▶ [Task inputs]:
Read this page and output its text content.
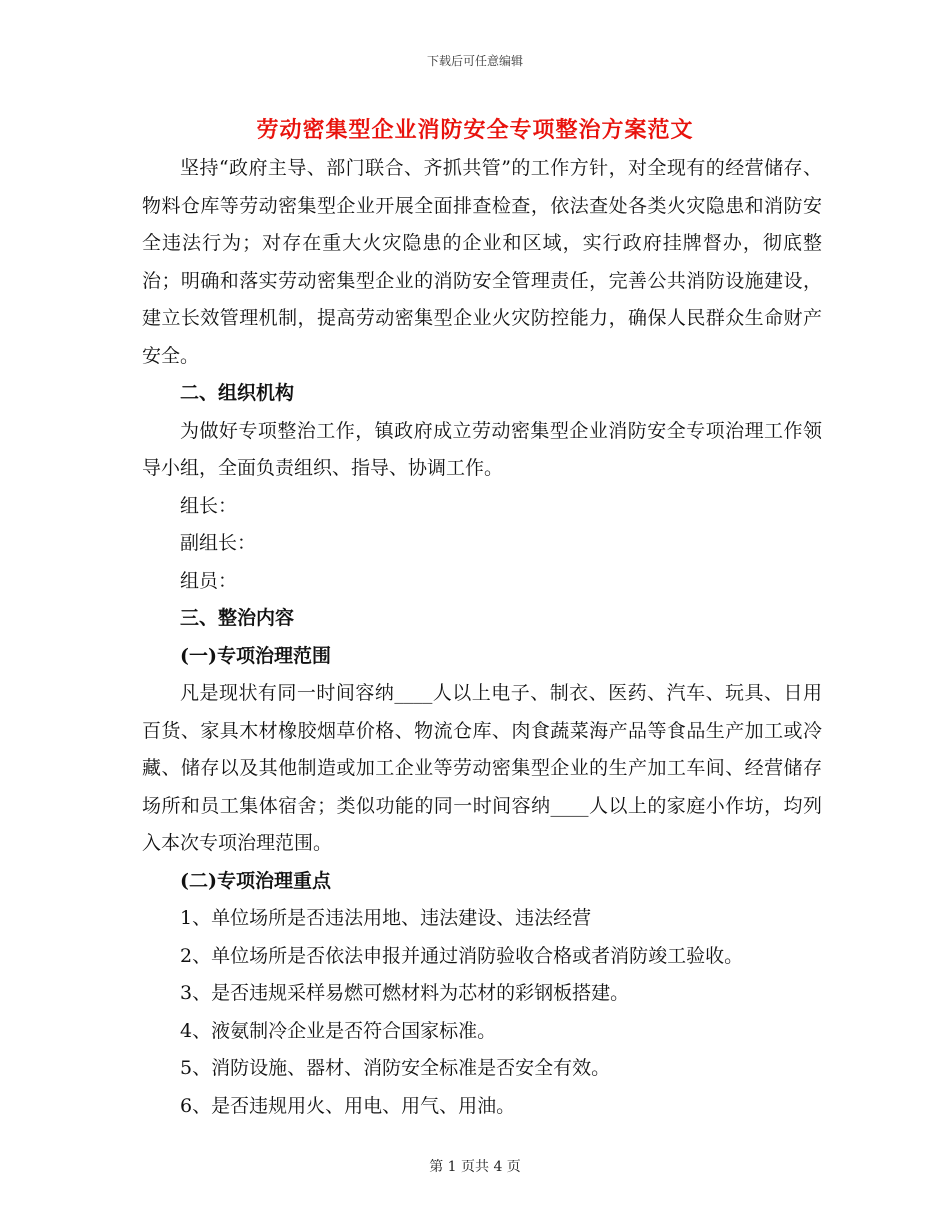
下载后可任意编辑
劳动密集型企业消防安全专项整治方案范文

坚持“政府主导、部门联合、齐抓共管”的工作方针，对全现有的经营储存、物料仓库等劳动密集型企业开展全面排查检查，依法查处各类火灾隐患和消防安全违法行为；对存在重大火灾隐患的企业和区域，实行政府挂牌督办，彻底整治；明确和落实劳动密集型企业的消防安全管理责任，完善公共消防设施建设，建立长效管理机制，提高劳动密集型企业火灾防控能力，确保人民群众生命财产安全。

二、组织机构

为做好专项整治工作，镇政府成立劳动密集型企业消防安全专项治理工作领导小组，全面负责组织、指导、协调工作。

组长：

副组长：

组员：

三、整治内容

(一)专项治理范围

凡是现状有同一时间容纳____人以上电子、制衣、医药、汽车、玩具、日用百货、家具木材橡胶烟草价格、物流仓库、肉食蔬菜海产品等食品生产加工或冷藏、储存以及其他制造或加工企业等劳动密集型企业的生产加工车间、经营储存场所和员工集体宿舍；类似功能的同一时间容纳____人以上的家庭小作坊，均列入本次专项治理范围。

(二)专项治理重点

1、单位场所是否违法用地、违法建设、违法经营

2、单位场所是否依法申报并通过消防验收合格或者消防竣工验收。

3、是否违规采样易燃可燃材料为芯材的彩钢板搭建。

4、液氨制冷企业是否符合国家标准。

5、消防设施、器材、消防安全标准是否安全有效。

6、是否违规用火、用电、用气、用油。

第 1 页共 4 页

▶ [Aim of the task]:
Reproduce the data word for word, excluding its pictures.

▶ [Task output]:
Read this page and output its text content.
下载后可任意编辑
劳动密集型企业消防安全专项整治方案范文

坚持“政府主导、部门联合、齐抓共管”的工作方针，对全现有的经营储存、物料仓库等劳动密集型企业开展全面排查检查，依法查处各类火灾隐患和消防安全违法行为；对存在重大火灾隐患的企业和区域，实行政府挂牌督办，彻底整治；明确和落实劳动密集型企业的消防安全管理责任，完善公共消防设施建设，建立长效管理机制，提高劳动密集型企业火灾防控能力，确保人民群众生命财产安全。

二、组织机构

为做好专项整治工作，镇政府成立劳动密集型企业消防安全专项治理工作领导小组，全面负责组织、指导、协调工作。

组长：

副组长：

组员：

三、整治内容

(一)专项治理范围

凡是现状有同一时间容纳____人以上电子、制衣、医药、汽车、玩具、日用百货、家具木材橡胶烟草价格、物流仓库、肉食蔬菜海产品等食品生产加工或冷藏、储存以及其他制造或加工企业等劳动密集型企业的生产加工车间、经营储存场所和员工集体宿舍；类似功能的同一时间容纳____人以上的家庭小作坊，均列入本次专项治理范围。

(二)专项治理重点

1、单位场所是否违法用地、违法建设、违法经营

2、单位场所是否依法申报并通过消防验收合格或者消防竣工验收。

3、是否违规采样易燃可燃材料为芯材的彩钢板搭建。

4、液氨制冷企业是否符合国家标准。

5、消防设施、器材、消防安全标准是否安全有效。

6、是否违规用火、用电、用气、用油。

第 1 页共 4 页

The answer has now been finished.